Exercise
Quote the full listing word for word.

Record set

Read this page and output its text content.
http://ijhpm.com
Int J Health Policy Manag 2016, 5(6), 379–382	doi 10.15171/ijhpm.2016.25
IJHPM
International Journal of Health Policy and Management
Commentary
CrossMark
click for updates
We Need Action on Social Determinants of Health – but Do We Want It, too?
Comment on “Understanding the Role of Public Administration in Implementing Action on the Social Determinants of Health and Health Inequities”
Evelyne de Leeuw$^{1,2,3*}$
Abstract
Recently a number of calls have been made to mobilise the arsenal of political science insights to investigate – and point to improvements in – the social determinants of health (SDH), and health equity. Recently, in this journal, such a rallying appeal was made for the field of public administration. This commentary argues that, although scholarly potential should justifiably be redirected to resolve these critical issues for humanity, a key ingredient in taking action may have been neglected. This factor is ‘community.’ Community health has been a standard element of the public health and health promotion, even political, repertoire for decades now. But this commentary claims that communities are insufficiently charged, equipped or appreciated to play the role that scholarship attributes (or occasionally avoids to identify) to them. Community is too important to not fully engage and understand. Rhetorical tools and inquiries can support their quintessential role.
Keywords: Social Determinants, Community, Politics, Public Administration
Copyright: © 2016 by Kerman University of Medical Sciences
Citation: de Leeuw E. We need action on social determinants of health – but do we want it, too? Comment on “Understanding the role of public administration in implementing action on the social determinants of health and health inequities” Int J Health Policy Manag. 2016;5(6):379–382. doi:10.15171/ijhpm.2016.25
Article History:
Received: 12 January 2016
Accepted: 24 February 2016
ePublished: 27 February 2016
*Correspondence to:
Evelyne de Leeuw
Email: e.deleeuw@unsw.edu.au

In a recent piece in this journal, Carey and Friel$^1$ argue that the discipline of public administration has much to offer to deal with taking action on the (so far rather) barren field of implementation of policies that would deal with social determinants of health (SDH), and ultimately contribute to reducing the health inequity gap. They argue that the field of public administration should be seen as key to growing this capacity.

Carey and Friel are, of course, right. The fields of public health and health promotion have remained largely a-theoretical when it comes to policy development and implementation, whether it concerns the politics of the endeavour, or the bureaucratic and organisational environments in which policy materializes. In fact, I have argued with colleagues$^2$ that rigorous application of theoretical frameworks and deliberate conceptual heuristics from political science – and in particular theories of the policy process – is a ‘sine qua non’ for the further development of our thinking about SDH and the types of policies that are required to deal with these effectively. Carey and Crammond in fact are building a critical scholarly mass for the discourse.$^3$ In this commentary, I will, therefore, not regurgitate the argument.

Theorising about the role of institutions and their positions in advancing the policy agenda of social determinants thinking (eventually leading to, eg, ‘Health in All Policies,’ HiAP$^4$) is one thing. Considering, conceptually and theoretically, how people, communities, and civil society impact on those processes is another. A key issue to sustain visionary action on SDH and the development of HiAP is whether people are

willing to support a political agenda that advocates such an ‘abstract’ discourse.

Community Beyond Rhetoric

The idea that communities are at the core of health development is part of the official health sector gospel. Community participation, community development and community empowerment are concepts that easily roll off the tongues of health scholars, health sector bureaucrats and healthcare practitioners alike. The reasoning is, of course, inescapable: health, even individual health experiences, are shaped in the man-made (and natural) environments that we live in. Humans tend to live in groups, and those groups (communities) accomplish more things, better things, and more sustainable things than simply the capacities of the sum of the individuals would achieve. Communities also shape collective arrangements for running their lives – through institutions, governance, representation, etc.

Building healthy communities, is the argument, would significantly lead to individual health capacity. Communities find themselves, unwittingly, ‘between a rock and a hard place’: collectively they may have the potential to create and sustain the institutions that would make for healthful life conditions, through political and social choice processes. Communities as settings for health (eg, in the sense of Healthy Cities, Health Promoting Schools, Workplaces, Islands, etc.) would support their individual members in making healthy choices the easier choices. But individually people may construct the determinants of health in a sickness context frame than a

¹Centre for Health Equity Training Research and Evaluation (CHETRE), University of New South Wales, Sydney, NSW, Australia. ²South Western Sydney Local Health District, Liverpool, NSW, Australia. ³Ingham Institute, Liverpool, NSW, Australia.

Response to this exercise
Read this page and output its text content.
http://ijhpm.com
Int J Health Policy Manag 2016, 5(6), 379–382	doi 10.15171/ijhpm.2016.25
IJHPM
International Journal of Health Policy and Management
Commentary
CrossMark
click for updates
We Need Action on Social Determinants of Health – but Do We Want It, too?
Comment on “Understanding the Role of Public Administration in Implementing Action on the Social Determinants of Health and Health Inequities”
Evelyne de Leeuw$^{1,2,3*}$
Abstract
Recently a number of calls have been made to mobilise the arsenal of political science insights to investigate – and point to improvements in – the social determinants of health (SDH), and health equity. Recently, in this journal, such a rallying appeal was made for the field of public administration. This commentary argues that, although scholarly potential should justifiably be redirected to resolve these critical issues for humanity, a key ingredient in taking action may have been neglected. This factor is ‘community.’ Community health has been a standard element of the public health and health promotion, even political, repertoire for decades now. But this commentary claims that communities are insufficiently charged, equipped or appreciated to play the role that scholarship attributes (or occasionally avoids to identify) to them. Community is too important to not fully engage and understand. Rhetorical tools and inquiries can support their quintessential role.
Keywords: Social Determinants, Community, Politics, Public Administration
Copyright: © 2016 by Kerman University of Medical Sciences
Citation: de Leeuw E. We need action on social determinants of health – but do we want it, too? Comment on “Understanding the role of public administration in implementing action on the social determinants of health and health inequities” Int J Health Policy Manag. 2016;5(6):379–382. doi:10.15171/ijhpm.2016.25
Article History:
Received: 12 January 2016
Accepted: 24 February 2016
ePublished: 27 February 2016
*Correspondence to:
Evelyne de Leeuw
Email: e.deleeuw@unsw.edu.au

In a recent piece in this journal, Carey and Friel$^1$ argue that the discipline of public administration has much to offer to deal with taking action on the (so far rather) barren field of implementation of policies that would deal with social determinants of health (SDH), and ultimately contribute to reducing the health inequity gap. They argue that the field of public administration should be seen as key to growing this capacity.

Carey and Friel are, of course, right. The fields of public health and health promotion have remained largely a-theoretical when it comes to policy development and implementation, whether it concerns the politics of the endeavour, or the bureaucratic and organisational environments in which policy materializes. In fact, I have argued with colleagues$^2$ that rigorous application of theoretical frameworks and deliberate conceptual heuristics from political science – and in particular theories of the policy process – is a ‘sine qua non’ for the further development of our thinking about SDH and the types of policies that are required to deal with these effectively. Carey and Crammond in fact are building a critical scholarly mass for the discourse.$^3$ In this commentary, I will, therefore, not regurgitate the argument.

Theorising about the role of institutions and their positions in advancing the policy agenda of social determinants thinking (eventually leading to, eg, ‘Health in All Policies,’ HiAP$^4$) is one thing. Considering, conceptually and theoretically, how people, communities, and civil society impact on those processes is another. A key issue to sustain visionary action on SDH and the development of HiAP is whether people are

willing to support a political agenda that advocates such an ‘abstract’ discourse.

Community Beyond Rhetoric

The idea that communities are at the core of health development is part of the official health sector gospel. Community participation, community development and community empowerment are concepts that easily roll off the tongues of health scholars, health sector bureaucrats and healthcare practitioners alike. The reasoning is, of course, inescapable: health, even individual health experiences, are shaped in the man-made (and natural) environments that we live in. Humans tend to live in groups, and those groups (communities) accomplish more things, better things, and more sustainable things than simply the capacities of the sum of the individuals would achieve. Communities also shape collective arrangements for running their lives – through institutions, governance, representation, etc.

Building healthy communities, is the argument, would significantly lead to individual health capacity. Communities find themselves, unwittingly, ‘between a rock and a hard place’: collectively they may have the potential to create and sustain the institutions that would make for healthful life conditions, through political and social choice processes. Communities as settings for health (eg, in the sense of Healthy Cities, Health Promoting Schools, Workplaces, Islands, etc.) would support their individual members in making healthy choices the easier choices. But individually people may construct the determinants of health in a sickness context frame than a

¹Centre for Health Equity Training Research and Evaluation (CHETRE), University of New South Wales, Sydney, NSW, Australia. ²South Western Sydney Local Health District, Liverpool, NSW, Australia. ³Ingham Institute, Liverpool, NSW, Australia.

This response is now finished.